(Source data)
-- Begin --

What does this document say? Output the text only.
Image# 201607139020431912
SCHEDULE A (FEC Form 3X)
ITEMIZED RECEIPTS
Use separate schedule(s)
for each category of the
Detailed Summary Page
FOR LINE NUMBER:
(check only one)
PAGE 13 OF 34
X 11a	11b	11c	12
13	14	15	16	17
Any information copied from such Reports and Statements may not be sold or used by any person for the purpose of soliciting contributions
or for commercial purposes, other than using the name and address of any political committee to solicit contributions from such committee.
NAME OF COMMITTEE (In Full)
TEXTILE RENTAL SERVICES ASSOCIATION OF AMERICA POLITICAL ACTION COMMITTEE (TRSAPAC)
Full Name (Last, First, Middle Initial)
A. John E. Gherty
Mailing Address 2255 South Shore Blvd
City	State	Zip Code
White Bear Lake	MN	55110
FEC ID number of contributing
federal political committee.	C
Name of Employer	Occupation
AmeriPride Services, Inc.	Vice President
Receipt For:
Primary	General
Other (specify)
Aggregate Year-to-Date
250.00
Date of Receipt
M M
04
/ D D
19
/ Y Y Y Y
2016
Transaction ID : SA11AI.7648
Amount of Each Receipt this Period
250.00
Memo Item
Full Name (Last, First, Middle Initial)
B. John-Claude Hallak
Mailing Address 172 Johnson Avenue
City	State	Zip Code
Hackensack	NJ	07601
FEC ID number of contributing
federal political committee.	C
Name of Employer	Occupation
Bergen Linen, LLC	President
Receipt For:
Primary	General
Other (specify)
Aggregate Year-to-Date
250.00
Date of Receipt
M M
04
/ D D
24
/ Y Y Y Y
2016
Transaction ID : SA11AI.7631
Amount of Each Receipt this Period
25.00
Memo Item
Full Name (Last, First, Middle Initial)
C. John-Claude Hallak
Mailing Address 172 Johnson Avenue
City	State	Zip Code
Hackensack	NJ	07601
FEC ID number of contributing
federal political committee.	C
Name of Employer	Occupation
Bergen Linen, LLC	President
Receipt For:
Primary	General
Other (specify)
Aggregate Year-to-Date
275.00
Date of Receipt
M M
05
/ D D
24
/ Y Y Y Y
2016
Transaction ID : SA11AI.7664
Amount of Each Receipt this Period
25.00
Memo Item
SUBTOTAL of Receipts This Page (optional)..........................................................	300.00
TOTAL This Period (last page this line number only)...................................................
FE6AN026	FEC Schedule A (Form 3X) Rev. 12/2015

-- End --

> Task directions
What count of lines in the listing contain the word "such"? Reply with the number only.

> Exercise solution
2